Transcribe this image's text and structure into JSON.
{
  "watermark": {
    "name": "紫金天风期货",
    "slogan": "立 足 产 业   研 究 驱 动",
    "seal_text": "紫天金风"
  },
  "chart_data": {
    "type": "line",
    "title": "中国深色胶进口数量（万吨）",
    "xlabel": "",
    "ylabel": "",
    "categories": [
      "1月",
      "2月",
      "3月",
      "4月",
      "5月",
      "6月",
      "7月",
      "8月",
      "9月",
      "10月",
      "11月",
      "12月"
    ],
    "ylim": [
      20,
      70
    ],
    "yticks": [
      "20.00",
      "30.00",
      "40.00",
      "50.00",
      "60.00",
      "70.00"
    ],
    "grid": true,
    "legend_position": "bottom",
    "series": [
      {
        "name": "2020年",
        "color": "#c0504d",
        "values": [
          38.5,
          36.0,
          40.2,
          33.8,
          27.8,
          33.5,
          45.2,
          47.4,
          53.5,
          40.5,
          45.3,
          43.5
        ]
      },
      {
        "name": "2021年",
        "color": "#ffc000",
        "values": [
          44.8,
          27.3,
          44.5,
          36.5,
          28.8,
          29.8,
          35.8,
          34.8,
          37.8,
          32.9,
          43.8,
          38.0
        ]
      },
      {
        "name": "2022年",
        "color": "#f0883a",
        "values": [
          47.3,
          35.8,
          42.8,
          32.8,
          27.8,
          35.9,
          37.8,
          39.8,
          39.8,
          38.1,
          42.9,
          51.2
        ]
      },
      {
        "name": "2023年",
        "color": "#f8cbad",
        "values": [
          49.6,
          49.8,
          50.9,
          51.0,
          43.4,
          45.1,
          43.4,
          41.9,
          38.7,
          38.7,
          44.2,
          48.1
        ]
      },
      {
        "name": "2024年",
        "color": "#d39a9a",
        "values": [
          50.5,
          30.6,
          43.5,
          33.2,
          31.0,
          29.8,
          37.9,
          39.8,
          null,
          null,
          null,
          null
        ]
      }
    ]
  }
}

______________________________

Type out all of the material again, word for word.

Transcribe this image's text and structure into JSON.
{
  "watermark": {
    "name": "紫金天风期货",
    "slogan": "立 足 产 业   研 究 驱 动",
    "seal_text": "紫天金风"
  },
  "chart_data": {
    "type": "line",
    "title": "中国深色胶进口数量（万吨）",
    "xlabel": "",
    "ylabel": "",
    "categories": [
      "1月",
      "2月",
      "3月",
      "4月",
      "5月",
      "6月",
      "7月",
      "8月",
      "9月",
      "10月",
      "11月",
      "12月"
    ],
    "ylim": [
      20,
      70
    ],
    "yticks": [
      "20.00",
      "30.00",
      "40.00",
      "50.00",
      "60.00",
      "70.00"
    ],
    "grid": true,
    "legend_position": "bottom",
    "series": [
      {
        "name": "2020年",
        "color": "#c0504d",
        "values": [
          38.5,
          36.0,
          40.2,
          33.8,
          27.8,
          33.5,
          45.2,
          47.4,
          53.5,
          40.5,
          45.3,
          43.5
        ]
      },
      {
        "name": "2021年",
        "color": "#ffc000",
        "values": [
          44.8,
          27.3,
          44.5,
          36.5,
          28.8,
          29.8,
          35.8,
          34.8,
          37.8,
          32.9,
          43.8,
          38.0
        ]
      },
      {
        "name": "2022年",
        "color": "#f0883a",
        "values": [
          47.3,
          35.8,
          42.8,
          32.8,
          27.8,
          35.9,
          37.8,
          39.8,
          39.8,
          38.1,
          42.9,
          51.2
        ]
      },
      {
        "name": "2023年",
        "color": "#f8cbad",
        "values": [
          49.6,
          49.8,
          50.9,
          51.0,
          43.4,
          45.1,
          43.4,
          41.9,
          38.7,
          38.7,
          44.2,
          48.1
        ]
      },
      {
        "name": "2024年",
        "color": "#d39a9a",
        "values": [
          50.5,
          30.6,
          43.5,
          33.2,
          31.0,
          29.8,
          37.9,
          39.8,
          null,
          null,
          null,
          null
        ]
      }
    ]
  }
}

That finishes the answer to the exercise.